[Begin DATASET CONTENT]
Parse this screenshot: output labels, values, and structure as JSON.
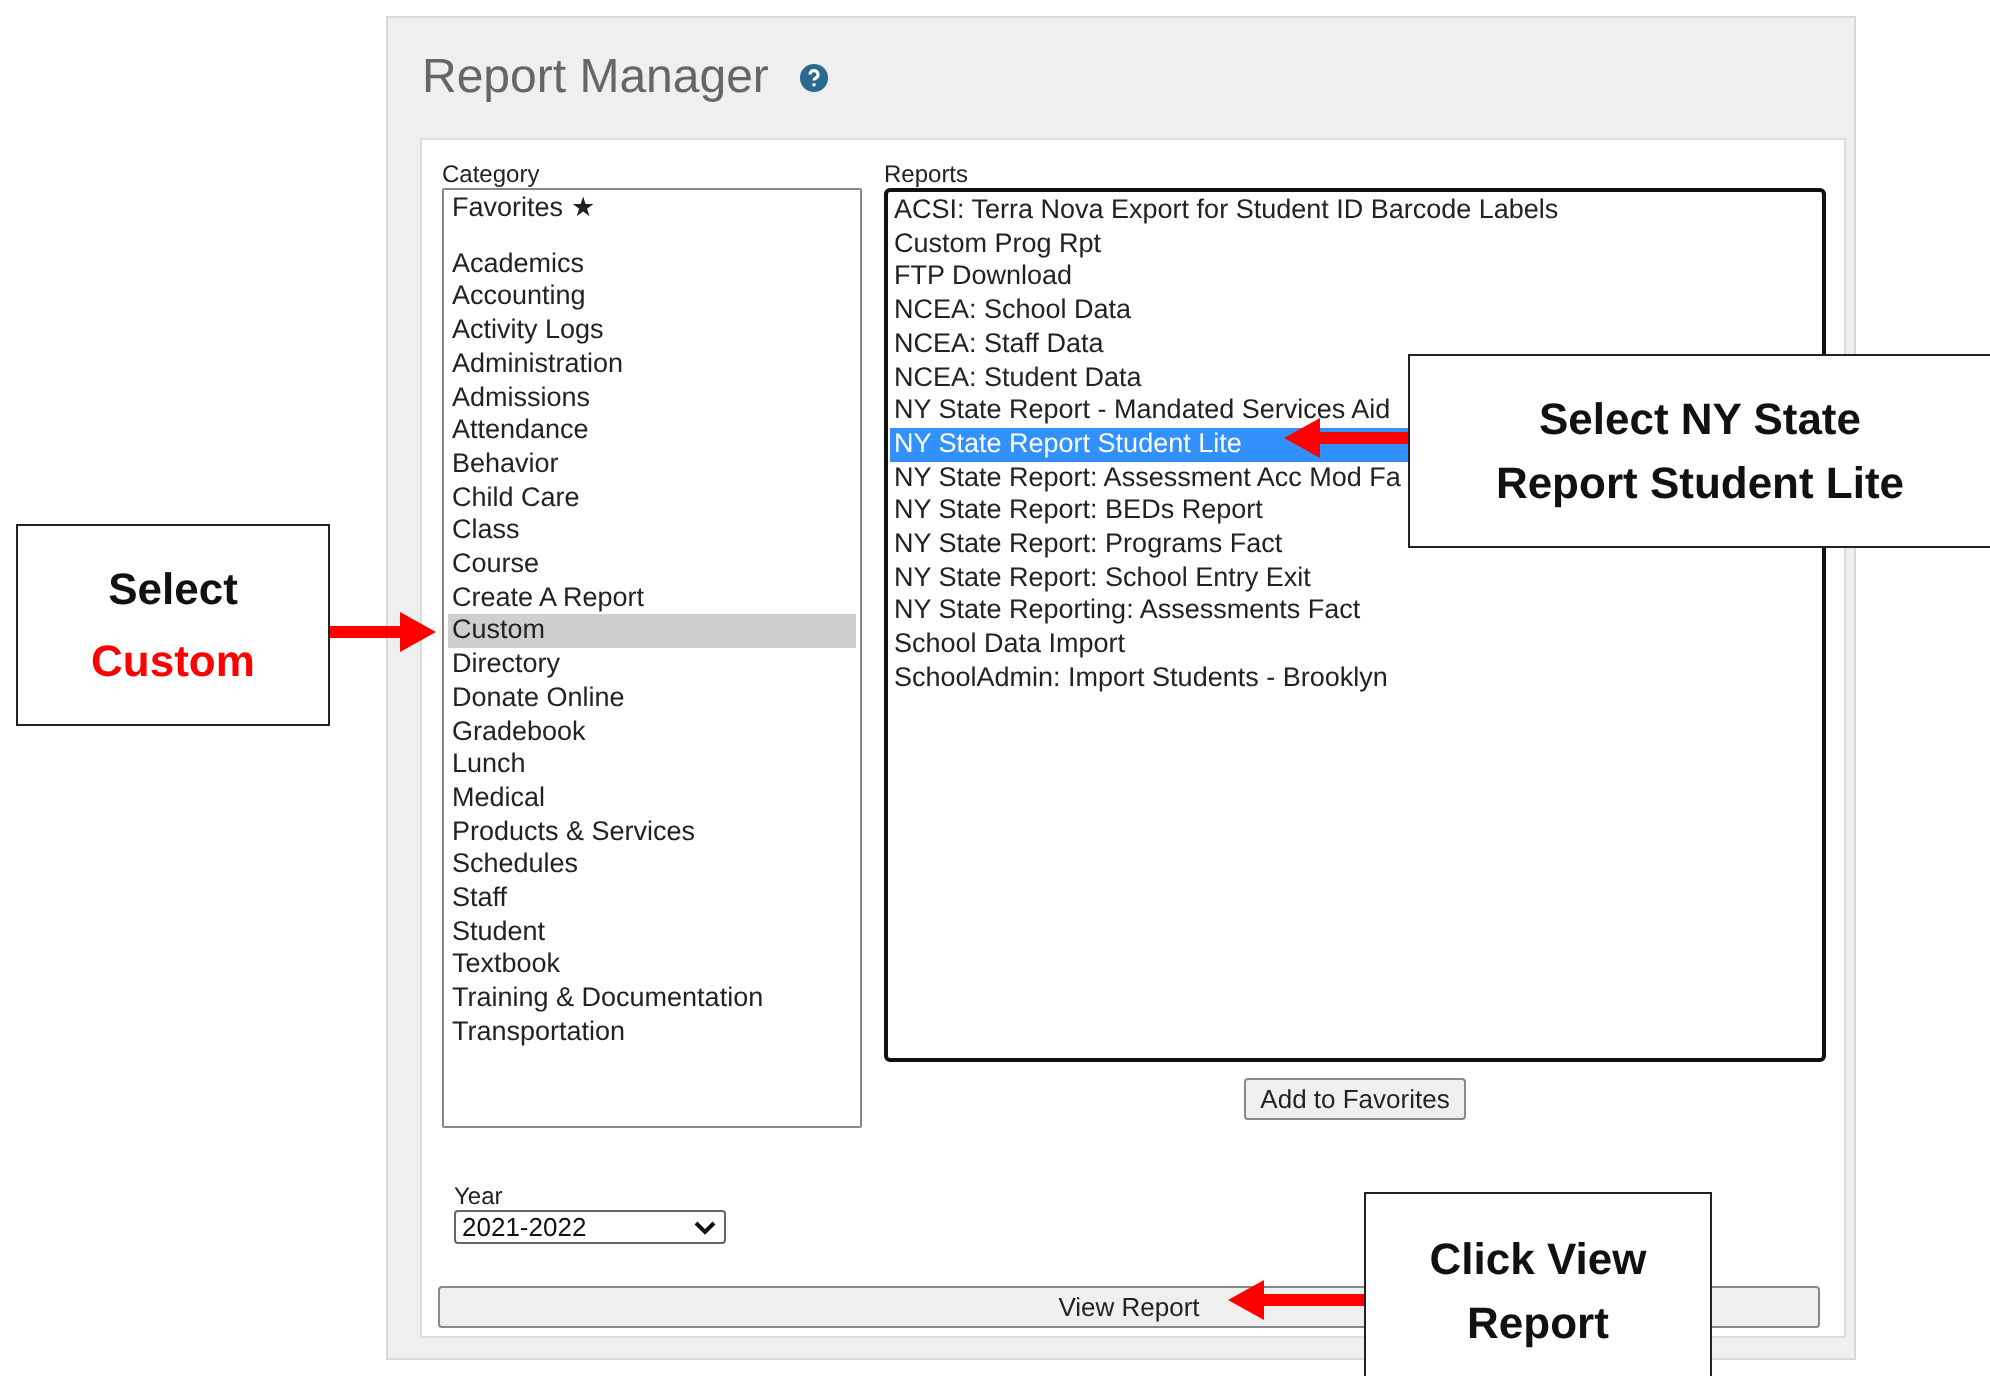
{
  "title": "Report Manager",
  "category": {
    "label": "Category",
    "items": [
      {
        "text": "Favorites ★",
        "selected": false
      },
      {
        "text": "Academics",
        "selected": false
      },
      {
        "text": "Accounting",
        "selected": false
      },
      {
        "text": "Activity Logs",
        "selected": false
      },
      {
        "text": "Administration",
        "selected": false
      },
      {
        "text": "Admissions",
        "selected": false
      },
      {
        "text": "Attendance",
        "selected": false
      },
      {
        "text": "Behavior",
        "selected": false
      },
      {
        "text": "Child Care",
        "selected": false
      },
      {
        "text": "Class",
        "selected": false
      },
      {
        "text": "Course",
        "selected": false
      },
      {
        "text": "Create A Report",
        "selected": false
      },
      {
        "text": "Custom",
        "selected": true
      },
      {
        "text": "Directory",
        "selected": false
      },
      {
        "text": "Donate Online",
        "selected": false
      },
      {
        "text": "Gradebook",
        "selected": false
      },
      {
        "text": "Lunch",
        "selected": false
      },
      {
        "text": "Medical",
        "selected": false
      },
      {
        "text": "Products & Services",
        "selected": false
      },
      {
        "text": "Schedules",
        "selected": false
      },
      {
        "text": "Staff",
        "selected": false
      },
      {
        "text": "Student",
        "selected": false
      },
      {
        "text": "Textbook",
        "selected": false
      },
      {
        "text": "Training & Documentation",
        "selected": false
      },
      {
        "text": "Transportation",
        "selected": false
      }
    ]
  },
  "reports": {
    "label": "Reports",
    "items": [
      {
        "text": "ACSI: Terra Nova Export for Student ID Barcode Labels",
        "selected": false
      },
      {
        "text": "Custom Prog Rpt",
        "selected": false
      },
      {
        "text": "FTP Download",
        "selected": false
      },
      {
        "text": "NCEA: School Data",
        "selected": false
      },
      {
        "text": "NCEA: Staff Data",
        "selected": false
      },
      {
        "text": "NCEA: Student Data",
        "selected": false
      },
      {
        "text": "NY State Report - Mandated Services Aid",
        "selected": false
      },
      {
        "text": "NY State Report Student Lite",
        "selected": true
      },
      {
        "text": "NY State Report: Assessment Acc Mod Fa",
        "selected": false
      },
      {
        "text": "NY State Report: BEDs Report",
        "selected": false
      },
      {
        "text": "NY State Report: Programs Fact",
        "selected": false
      },
      {
        "text": "NY State Report: School Entry Exit",
        "selected": false
      },
      {
        "text": "NY State Reporting: Assessments Fact",
        "selected": false
      },
      {
        "text": "School Data Import",
        "selected": false
      },
      {
        "text": "SchoolAdmin: Import Students - Brooklyn",
        "selected": false
      }
    ]
  },
  "add_button": "Add to Favorites",
  "year": {
    "label": "Year",
    "value": "2021-2022"
  },
  "view_button": "View Report",
  "callouts": [
    {
      "lines": [
        {
          "text": "Select",
          "emphasis": false
        },
        {
          "text": "Custom",
          "emphasis": true
        }
      ]
    },
    {
      "lines": [
        {
          "text": "Select NY State Report Student Lite",
          "emphasis": false
        }
      ]
    },
    {
      "lines": [
        {
          "text": "Click View Report",
          "emphasis": false
        }
      ]
    }
  ]
}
[End DATASET CONTENT]
In your copy, leave out the pictures and reproduce the material above exactly.

**RESULT BELOW**
Parse this screenshot: output labels, values, and structure as JSON.
{
  "title": "Report Manager",
  "category": {
    "label": "Category",
    "items": [
      {
        "text": "Favorites ★",
        "selected": false
      },
      {
        "text": "Academics",
        "selected": false
      },
      {
        "text": "Accounting",
        "selected": false
      },
      {
        "text": "Activity Logs",
        "selected": false
      },
      {
        "text": "Administration",
        "selected": false
      },
      {
        "text": "Admissions",
        "selected": false
      },
      {
        "text": "Attendance",
        "selected": false
      },
      {
        "text": "Behavior",
        "selected": false
      },
      {
        "text": "Child Care",
        "selected": false
      },
      {
        "text": "Class",
        "selected": false
      },
      {
        "text": "Course",
        "selected": false
      },
      {
        "text": "Create A Report",
        "selected": false
      },
      {
        "text": "Custom",
        "selected": true
      },
      {
        "text": "Directory",
        "selected": false
      },
      {
        "text": "Donate Online",
        "selected": false
      },
      {
        "text": "Gradebook",
        "selected": false
      },
      {
        "text": "Lunch",
        "selected": false
      },
      {
        "text": "Medical",
        "selected": false
      },
      {
        "text": "Products & Services",
        "selected": false
      },
      {
        "text": "Schedules",
        "selected": false
      },
      {
        "text": "Staff",
        "selected": false
      },
      {
        "text": "Student",
        "selected": false
      },
      {
        "text": "Textbook",
        "selected": false
      },
      {
        "text": "Training & Documentation",
        "selected": false
      },
      {
        "text": "Transportation",
        "selected": false
      }
    ]
  },
  "reports": {
    "label": "Reports",
    "items": [
      {
        "text": "ACSI: Terra Nova Export for Student ID Barcode Labels",
        "selected": false
      },
      {
        "text": "Custom Prog Rpt",
        "selected": false
      },
      {
        "text": "FTP Download",
        "selected": false
      },
      {
        "text": "NCEA: School Data",
        "selected": false
      },
      {
        "text": "NCEA: Staff Data",
        "selected": false
      },
      {
        "text": "NCEA: Student Data",
        "selected": false
      },
      {
        "text": "NY State Report - Mandated Services Aid",
        "selected": false
      },
      {
        "text": "NY State Report Student Lite",
        "selected": true
      },
      {
        "text": "NY State Report: Assessment Acc Mod Fa",
        "selected": false
      },
      {
        "text": "NY State Report: BEDs Report",
        "selected": false
      },
      {
        "text": "NY State Report: Programs Fact",
        "selected": false
      },
      {
        "text": "NY State Report: School Entry Exit",
        "selected": false
      },
      {
        "text": "NY State Reporting: Assessments Fact",
        "selected": false
      },
      {
        "text": "School Data Import",
        "selected": false
      },
      {
        "text": "SchoolAdmin: Import Students - Brooklyn",
        "selected": false
      }
    ]
  },
  "add_button": "Add to Favorites",
  "year": {
    "label": "Year",
    "value": "2021-2022"
  },
  "view_button": "View Report",
  "callouts": [
    {
      "lines": [
        {
          "text": "Select",
          "emphasis": false
        },
        {
          "text": "Custom",
          "emphasis": true
        }
      ]
    },
    {
      "lines": [
        {
          "text": "Select NY State Report Student Lite",
          "emphasis": false
        }
      ]
    },
    {
      "lines": [
        {
          "text": "Click View Report",
          "emphasis": false
        }
      ]
    }
  ]
}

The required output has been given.